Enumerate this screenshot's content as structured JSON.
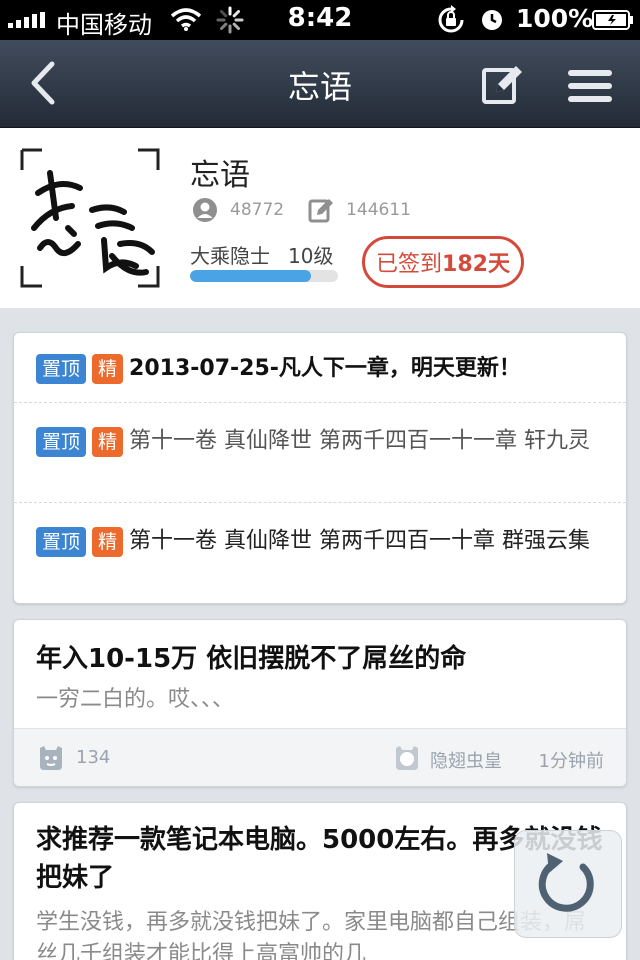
{
  "status_bar": {
    "carrier": "中国移动",
    "time": "8:42",
    "battery_percent": "100%"
  },
  "nav": {
    "title": "忘语"
  },
  "profile": {
    "name": "忘语",
    "followers": "48772",
    "posts": "144611",
    "rank": "大乘隐士",
    "level": "10级",
    "level_progress": 0.82,
    "signin_prefix": "已签到",
    "signin_days": "182天"
  },
  "pinned": [
    {
      "tag_top": "置顶",
      "tag_jing": "精",
      "text": "2013-07-25-凡人下一章，明天更新！",
      "bold": true
    },
    {
      "tag_top": "置顶",
      "tag_jing": "精",
      "text": "第十一卷 真仙降世 第两千四百一十一章 轩九灵",
      "bold": false
    },
    {
      "tag_top": "置顶",
      "tag_jing": "精",
      "text": "第十一卷 真仙降世 第两千四百一十章 群强云集",
      "bold": false
    }
  ],
  "posts": [
    {
      "title": "年入10-15万  依旧摆脱不了屌丝的命",
      "body": "一穷二白的。哎、、、",
      "comments": "134",
      "author": "隐翅虫皇",
      "time": "1分钟前"
    },
    {
      "title": "求推荐一款笔记本电脑。5000左右。再多就没钱把妹了",
      "body": "学生没钱，再多就没钱把妹了。家里电脑都自己组装，屌丝几千组装才能比得上高富帅的几"
    }
  ],
  "colors": {
    "nav_bg": "#2f3845",
    "accent_blue": "#3c85d2",
    "tag_orange": "#ec6a2b",
    "signin_red": "#d44a3a",
    "progress_blue": "#4aa3e4"
  }
}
-=-=-
■ Task to complete ■
Go through the material above and print all of it exactly, except the pictures.

■ Written reply ■
Enumerate this screenshot's content as structured JSON.
{
  "status_bar": {
    "carrier": "中国移动",
    "time": "8:42",
    "battery_percent": "100%"
  },
  "nav": {
    "title": "忘语"
  },
  "profile": {
    "name": "忘语",
    "followers": "48772",
    "posts": "144611",
    "rank": "大乘隐士",
    "level": "10级",
    "level_progress": 0.82,
    "signin_prefix": "已签到",
    "signin_days": "182天"
  },
  "pinned": [
    {
      "tag_top": "置顶",
      "tag_jing": "精",
      "text": "2013-07-25-凡人下一章，明天更新！",
      "bold": true
    },
    {
      "tag_top": "置顶",
      "tag_jing": "精",
      "text": "第十一卷 真仙降世 第两千四百一十一章 轩九灵",
      "bold": false
    },
    {
      "tag_top": "置顶",
      "tag_jing": "精",
      "text": "第十一卷 真仙降世 第两千四百一十章 群强云集",
      "bold": false
    }
  ],
  "posts": [
    {
      "title": "年入10-15万  依旧摆脱不了屌丝的命",
      "body": "一穷二白的。哎、、、",
      "comments": "134",
      "author": "隐翅虫皇",
      "time": "1分钟前"
    },
    {
      "title": "求推荐一款笔记本电脑。5000左右。再多就没钱把妹了",
      "body": "学生没钱，再多就没钱把妹了。家里电脑都自己组装，屌丝几千组装才能比得上高富帅的几"
    }
  ],
  "colors": {
    "nav_bg": "#2f3845",
    "accent_blue": "#3c85d2",
    "tag_orange": "#ec6a2b",
    "signin_red": "#d44a3a",
    "progress_blue": "#4aa3e4"
  }
}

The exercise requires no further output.